◆ Given request ◆
Reproduce the listing below word for word, from its first line through the line containing "hero-card: Hi 👋, My", including both of those lines. Omit the pictures from your copy.

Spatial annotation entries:
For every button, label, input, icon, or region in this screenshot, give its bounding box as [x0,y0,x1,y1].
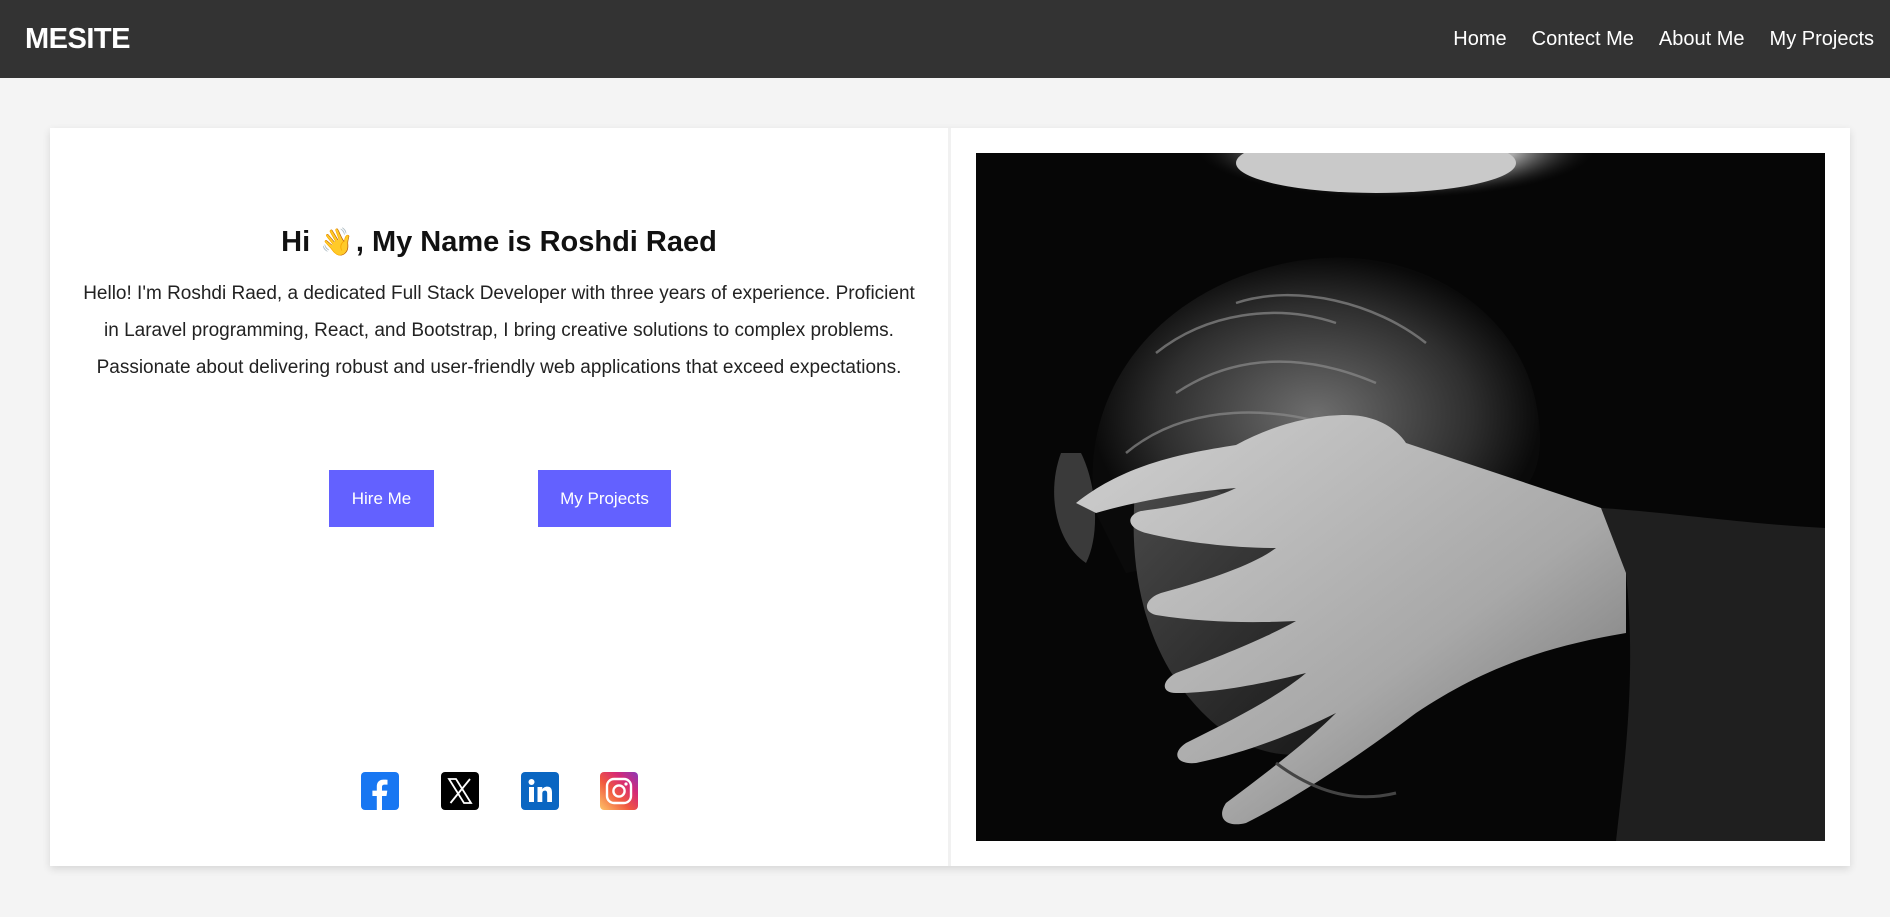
nav-about[interactable]: About Me [1659,28,1745,51]
my-projects-button[interactable]: My Projects [538,470,671,527]
instagram-icon[interactable] [600,772,638,810]
hire-me-button[interactable]: Hire Me [329,470,434,527]
x-icon[interactable] [441,772,479,810]
intro-paragraph: Hello! I'm Roshdi Raed, a dedicated Full… [83,283,915,378]
instagram-glyph [605,777,633,805]
nav-home[interactable]: Home [1453,28,1506,51]
hero-card: Hi 👋, My Name is Roshdi Raed Hello! I'm … [50,128,1850,866]
greeting-name: , My Name is Roshdi Raed [355,226,717,258]
facebook-glyph [372,779,388,810]
site-logo[interactable]: MESITE [25,23,130,56]
facebook-icon[interactable] [361,772,399,810]
nav-links: Home Contect Me About Me My Projects [1428,28,1874,51]
waving-hand-icon: 👋 [320,227,354,257]
nav-projects[interactable]: My Projects [1770,28,1874,51]
hero-photo-pane [951,128,1850,866]
linkedin-icon[interactable] [521,772,559,810]
navbar: MESITE Home Contect Me About Me My Proje… [0,0,1890,78]
nav-contact[interactable]: Contect Me [1532,28,1634,51]
hero-text-pane: Hi 👋, My Name is Roshdi Raed Hello! I'm … [50,128,948,866]
x-glyph [447,778,473,804]
linkedin-glyph [528,779,552,802]
greeting-prefix: Hi [281,226,311,258]
hero-heading: Hi 👋, My Name is Roshdi Raed [50,226,948,259]
portrait-photo [976,153,1825,841]
portrait-illustration [976,153,1825,841]
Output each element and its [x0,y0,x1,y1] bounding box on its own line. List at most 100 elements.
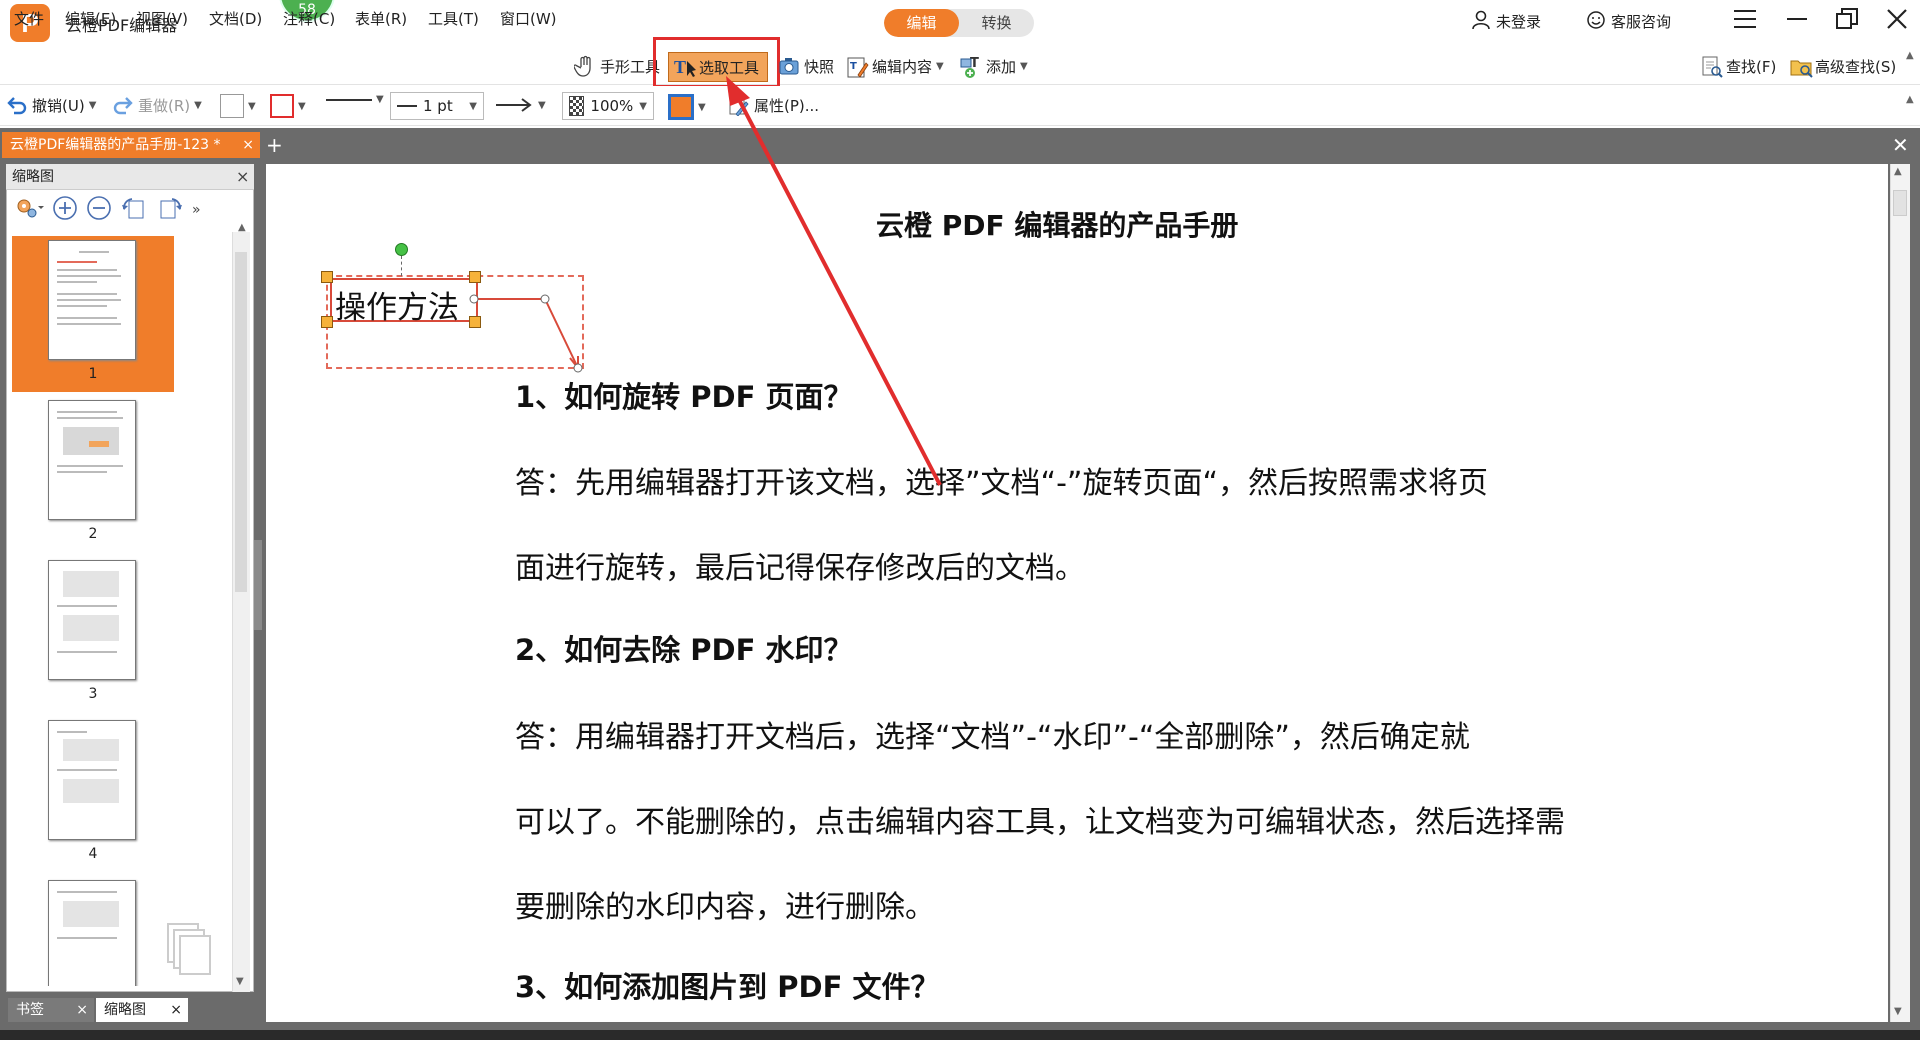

◆ Answer ◆
For every button, label, input, icon, or region in this screenshot, give its bounding box as [x0,y0,x1,y1].
nav-about[interactable]: About Me [1659,28,1745,51]
my-projects-button[interactable]: My Projects [538,470,671,527]
instagram-icon[interactable] [600,772,638,810]
hire-me-button[interactable]: Hire Me [329,470,434,527]
x-icon[interactable] [441,772,479,810]
intro-paragraph: Hello! I'm Roshdi Raed, a dedicated Full… [83,283,915,378]
instagram-glyph [605,777,633,805]
nav-home[interactable]: Home [1453,28,1506,51]
hero-card: Hi 👋, My Name is Roshdi Raed Hello! I'm … [50,128,1850,866]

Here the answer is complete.